Stored data entries =>

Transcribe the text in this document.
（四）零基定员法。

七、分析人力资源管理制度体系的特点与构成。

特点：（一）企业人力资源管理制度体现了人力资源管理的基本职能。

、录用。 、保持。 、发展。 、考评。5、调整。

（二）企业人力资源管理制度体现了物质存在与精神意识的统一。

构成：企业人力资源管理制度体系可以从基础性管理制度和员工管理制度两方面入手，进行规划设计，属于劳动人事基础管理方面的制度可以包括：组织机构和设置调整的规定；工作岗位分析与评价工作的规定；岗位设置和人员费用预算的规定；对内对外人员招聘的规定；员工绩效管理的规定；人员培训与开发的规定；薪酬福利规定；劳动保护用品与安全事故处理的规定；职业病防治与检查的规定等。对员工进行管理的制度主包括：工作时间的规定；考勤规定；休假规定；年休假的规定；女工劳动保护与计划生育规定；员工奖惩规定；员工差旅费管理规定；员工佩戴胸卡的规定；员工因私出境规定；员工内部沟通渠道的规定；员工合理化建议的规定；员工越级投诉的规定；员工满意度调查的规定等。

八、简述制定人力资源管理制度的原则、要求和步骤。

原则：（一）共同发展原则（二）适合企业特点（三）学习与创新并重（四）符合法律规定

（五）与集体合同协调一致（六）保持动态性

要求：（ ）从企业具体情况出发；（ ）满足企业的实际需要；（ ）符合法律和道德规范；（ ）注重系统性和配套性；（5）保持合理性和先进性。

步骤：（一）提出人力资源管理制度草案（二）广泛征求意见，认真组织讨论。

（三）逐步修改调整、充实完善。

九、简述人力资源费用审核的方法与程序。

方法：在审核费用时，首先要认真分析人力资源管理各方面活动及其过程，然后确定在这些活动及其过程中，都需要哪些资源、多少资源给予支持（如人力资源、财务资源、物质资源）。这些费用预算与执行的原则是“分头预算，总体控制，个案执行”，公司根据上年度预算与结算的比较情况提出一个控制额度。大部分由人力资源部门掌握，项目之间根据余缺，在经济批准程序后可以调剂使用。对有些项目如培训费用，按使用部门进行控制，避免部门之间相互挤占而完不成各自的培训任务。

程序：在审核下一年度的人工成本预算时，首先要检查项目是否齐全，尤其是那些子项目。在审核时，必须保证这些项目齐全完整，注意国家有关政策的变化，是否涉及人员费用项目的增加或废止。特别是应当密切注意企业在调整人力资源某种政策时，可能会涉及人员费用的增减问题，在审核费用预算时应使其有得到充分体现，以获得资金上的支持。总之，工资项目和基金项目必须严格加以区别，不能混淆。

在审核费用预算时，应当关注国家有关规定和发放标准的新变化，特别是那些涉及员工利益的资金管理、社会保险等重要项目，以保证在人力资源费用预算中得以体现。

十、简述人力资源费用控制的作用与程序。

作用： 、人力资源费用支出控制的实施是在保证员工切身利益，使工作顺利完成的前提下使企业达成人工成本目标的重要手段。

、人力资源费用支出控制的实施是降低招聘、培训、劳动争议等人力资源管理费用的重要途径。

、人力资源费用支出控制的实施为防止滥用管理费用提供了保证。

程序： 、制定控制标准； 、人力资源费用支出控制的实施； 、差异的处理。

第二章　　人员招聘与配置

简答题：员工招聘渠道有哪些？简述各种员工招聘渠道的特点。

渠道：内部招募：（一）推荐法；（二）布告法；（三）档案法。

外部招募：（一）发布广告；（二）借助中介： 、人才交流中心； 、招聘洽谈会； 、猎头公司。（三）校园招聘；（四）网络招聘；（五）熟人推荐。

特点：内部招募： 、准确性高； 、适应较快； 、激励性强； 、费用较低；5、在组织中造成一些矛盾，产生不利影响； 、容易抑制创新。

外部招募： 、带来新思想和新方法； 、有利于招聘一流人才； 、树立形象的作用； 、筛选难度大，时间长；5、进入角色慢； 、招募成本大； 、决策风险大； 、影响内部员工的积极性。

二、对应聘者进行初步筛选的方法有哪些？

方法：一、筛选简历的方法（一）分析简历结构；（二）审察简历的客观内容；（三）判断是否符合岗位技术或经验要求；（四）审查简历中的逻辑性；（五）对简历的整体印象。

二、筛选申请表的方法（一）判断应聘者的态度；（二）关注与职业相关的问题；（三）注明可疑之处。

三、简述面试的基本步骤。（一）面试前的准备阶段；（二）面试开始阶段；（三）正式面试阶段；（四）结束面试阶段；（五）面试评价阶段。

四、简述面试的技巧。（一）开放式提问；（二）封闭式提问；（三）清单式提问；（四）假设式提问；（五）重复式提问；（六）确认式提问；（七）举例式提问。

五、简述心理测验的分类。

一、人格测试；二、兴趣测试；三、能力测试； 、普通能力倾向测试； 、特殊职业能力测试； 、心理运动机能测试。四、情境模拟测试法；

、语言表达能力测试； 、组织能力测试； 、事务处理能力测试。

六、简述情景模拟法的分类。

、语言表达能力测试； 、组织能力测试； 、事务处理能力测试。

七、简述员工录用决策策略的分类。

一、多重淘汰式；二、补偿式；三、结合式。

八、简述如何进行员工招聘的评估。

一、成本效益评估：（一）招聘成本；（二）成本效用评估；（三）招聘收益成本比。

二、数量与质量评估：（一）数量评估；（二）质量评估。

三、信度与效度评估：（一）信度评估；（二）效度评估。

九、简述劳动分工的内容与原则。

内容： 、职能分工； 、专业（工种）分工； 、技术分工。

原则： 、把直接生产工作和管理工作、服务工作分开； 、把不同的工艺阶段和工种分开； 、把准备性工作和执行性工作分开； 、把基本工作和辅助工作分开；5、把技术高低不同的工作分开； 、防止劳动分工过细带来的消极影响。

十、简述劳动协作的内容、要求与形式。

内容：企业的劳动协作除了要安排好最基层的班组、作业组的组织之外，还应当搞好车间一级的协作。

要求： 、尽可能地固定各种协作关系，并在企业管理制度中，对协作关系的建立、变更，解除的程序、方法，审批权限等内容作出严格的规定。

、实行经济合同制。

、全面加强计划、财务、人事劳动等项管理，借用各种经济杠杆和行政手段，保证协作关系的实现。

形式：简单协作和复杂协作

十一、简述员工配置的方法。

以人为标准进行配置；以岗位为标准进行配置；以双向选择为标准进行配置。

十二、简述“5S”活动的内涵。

Objective => List every line in the records above that contains the word "外部招募".

Full answer =>
外部招募：（一）发布广告；（二）借助中介： 、人才交流中心； 、招聘洽谈会； 、猎头公司。（三）校园招聘；（四）网络招聘；（五）熟人推荐。
外部招募： 、带来新思想和新方法； 、有利于招聘一流人才； 、树立形象的作用； 、筛选难度大，时间长；5、进入角色慢； 、招募成本大； 、决策风险大； 、影响内部员工的积极性。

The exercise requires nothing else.